Your objective — Write out each record again exactly as it stands.

Data lines —
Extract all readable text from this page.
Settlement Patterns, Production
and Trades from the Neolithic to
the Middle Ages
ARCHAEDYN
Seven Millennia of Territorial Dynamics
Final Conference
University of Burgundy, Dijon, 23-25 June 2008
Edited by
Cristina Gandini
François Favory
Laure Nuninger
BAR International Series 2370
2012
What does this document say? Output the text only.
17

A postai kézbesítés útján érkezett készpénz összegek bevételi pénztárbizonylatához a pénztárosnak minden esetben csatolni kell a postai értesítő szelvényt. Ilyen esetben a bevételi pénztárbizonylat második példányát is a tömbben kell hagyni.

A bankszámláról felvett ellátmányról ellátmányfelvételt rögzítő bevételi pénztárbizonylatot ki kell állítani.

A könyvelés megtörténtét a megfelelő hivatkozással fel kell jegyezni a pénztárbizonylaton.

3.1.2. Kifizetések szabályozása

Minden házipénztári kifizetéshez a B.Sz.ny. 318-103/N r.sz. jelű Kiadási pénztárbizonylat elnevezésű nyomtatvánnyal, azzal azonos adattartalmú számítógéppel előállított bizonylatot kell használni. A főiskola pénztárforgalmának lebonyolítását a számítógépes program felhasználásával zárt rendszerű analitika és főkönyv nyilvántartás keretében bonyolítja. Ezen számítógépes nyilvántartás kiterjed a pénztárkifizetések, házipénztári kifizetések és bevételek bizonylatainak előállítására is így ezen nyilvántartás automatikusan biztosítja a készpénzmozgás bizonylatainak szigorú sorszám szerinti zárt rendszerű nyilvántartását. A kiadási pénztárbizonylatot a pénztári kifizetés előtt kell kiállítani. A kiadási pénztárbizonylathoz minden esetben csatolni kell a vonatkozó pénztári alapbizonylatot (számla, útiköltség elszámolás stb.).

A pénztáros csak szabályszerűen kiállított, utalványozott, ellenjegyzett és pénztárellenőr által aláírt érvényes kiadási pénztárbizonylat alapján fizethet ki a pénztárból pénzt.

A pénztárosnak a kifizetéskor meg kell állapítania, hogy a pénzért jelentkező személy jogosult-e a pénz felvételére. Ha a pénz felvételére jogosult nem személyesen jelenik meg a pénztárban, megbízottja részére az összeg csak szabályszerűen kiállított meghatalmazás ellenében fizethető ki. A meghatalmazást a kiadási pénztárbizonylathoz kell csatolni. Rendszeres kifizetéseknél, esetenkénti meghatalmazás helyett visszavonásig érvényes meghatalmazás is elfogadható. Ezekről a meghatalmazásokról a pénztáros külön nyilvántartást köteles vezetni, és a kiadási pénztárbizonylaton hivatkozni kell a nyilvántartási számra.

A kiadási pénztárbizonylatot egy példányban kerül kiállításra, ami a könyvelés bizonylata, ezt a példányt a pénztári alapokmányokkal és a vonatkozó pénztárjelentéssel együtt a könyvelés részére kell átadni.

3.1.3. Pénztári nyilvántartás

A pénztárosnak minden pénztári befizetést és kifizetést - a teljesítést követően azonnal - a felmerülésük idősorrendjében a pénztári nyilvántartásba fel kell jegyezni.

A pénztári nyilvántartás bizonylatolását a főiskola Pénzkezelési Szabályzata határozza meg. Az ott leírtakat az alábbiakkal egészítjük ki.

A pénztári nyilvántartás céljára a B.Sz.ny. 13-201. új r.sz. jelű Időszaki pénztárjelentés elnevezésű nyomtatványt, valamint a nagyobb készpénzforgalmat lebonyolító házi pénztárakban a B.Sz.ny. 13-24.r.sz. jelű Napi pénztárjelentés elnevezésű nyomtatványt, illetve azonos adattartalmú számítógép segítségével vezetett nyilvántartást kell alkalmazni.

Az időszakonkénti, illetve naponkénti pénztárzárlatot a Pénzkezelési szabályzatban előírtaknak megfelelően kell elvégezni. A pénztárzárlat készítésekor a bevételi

The output —
Extract all readable text from this page.
Settlement Patterns, Production
and Trades from the Neolithic to
the Middle Ages
ARCHAEDYN
Seven Millennia of Territorial Dynamics
Final Conference
University of Burgundy, Dijon, 23-25 June 2008
Edited by
Cristina Gandini
François Favory
Laure Nuninger
BAR International Series 2370
2012
What does this document say? Output the text only.
17

A postai kézbesítés útján érkezett készpénz összegek bevételi pénztárbizonylatához a pénztárosnak minden esetben csatolni kell a postai értesítő szelvényt. Ilyen esetben a bevételi pénztárbizonylat második példányát is a tömbben kell hagyni.

A bankszámláról felvett ellátmányról ellátmányfelvételt rögzítő bevételi pénztárbizonylatot ki kell állítani.

A könyvelés megtörténtét a megfelelő hivatkozással fel kell jegyezni a pénztárbizonylaton.

3.1.2. Kifizetések szabályozása

Minden házipénztári kifizetéshez a B.Sz.ny. 318-103/N r.sz. jelű Kiadási pénztárbizonylat elnevezésű nyomtatvánnyal, azzal azonos adattartalmú számítógéppel előállított bizonylatot kell használni. A főiskola pénztárforgalmának lebonyolítását a számítógépes program felhasználásával zárt rendszerű analitika és főkönyv nyilvántartás keretében bonyolítja. Ezen számítógépes nyilvántartás kiterjed a pénztárkifizetések, házipénztári kifizetések és bevételek bizonylatainak előállítására is így ezen nyilvántartás automatikusan biztosítja a készpénzmozgás bizonylatainak szigorú sorszám szerinti zárt rendszerű nyilvántartását. A kiadási pénztárbizonylatot a pénztári kifizetés előtt kell kiállítani. A kiadási pénztárbizonylathoz minden esetben csatolni kell a vonatkozó pénztári alapbizonylatot (számla, útiköltség elszámolás stb.).

A pénztáros csak szabályszerűen kiállított, utalványozott, ellenjegyzett és pénztárellenőr által aláírt érvényes kiadási pénztárbizonylat alapján fizethet ki a pénztárból pénzt.

A pénztárosnak a kifizetéskor meg kell állapítania, hogy a pénzért jelentkező személy jogosult-e a pénz felvételére. Ha a pénz felvételére jogosult nem személyesen jelenik meg a pénztárban, megbízottja részére az összeg csak szabályszerűen kiállított meghatalmazás ellenében fizethető ki. A meghatalmazást a kiadási pénztárbizonylathoz kell csatolni. Rendszeres kifizetéseknél, esetenkénti meghatalmazás helyett visszavonásig érvényes meghatalmazás is elfogadható. Ezekről a meghatalmazásokról a pénztáros külön nyilvántartást köteles vezetni, és a kiadási pénztárbizonylaton hivatkozni kell a nyilvántartási számra.

A kiadási pénztárbizonylatot egy példányban kerül kiállításra, ami a könyvelés bizonylata, ezt a példányt a pénztári alapokmányokkal és a vonatkozó pénztárjelentéssel együtt a könyvelés részére kell átadni.

3.1.3. Pénztári nyilvántartás

A pénztárosnak minden pénztári befizetést és kifizetést - a teljesítést követően azonnal - a felmerülésük idősorrendjében a pénztári nyilvántartásba fel kell jegyezni.

A pénztári nyilvántartás bizonylatolását a főiskola Pénzkezelési Szabályzata határozza meg. Az ott leírtakat az alábbiakkal egészítjük ki.

A pénztári nyilvántartás céljára a B.Sz.ny. 13-201. új r.sz. jelű Időszaki pénztárjelentés elnevezésű nyomtatványt, valamint a nagyobb készpénzforgalmat lebonyolító házi pénztárakban a B.Sz.ny. 13-24.r.sz. jelű Napi pénztárjelentés elnevezésű nyomtatványt, illetve azonos adattartalmú számítógép segítségével vezetett nyilvántartást kell alkalmazni.

Az időszakonkénti, illetve naponkénti pénztárzárlatot a Pénzkezelési szabályzatban előírtaknak megfelelően kell elvégezni. A pénztárzárlat készítésekor a bevételi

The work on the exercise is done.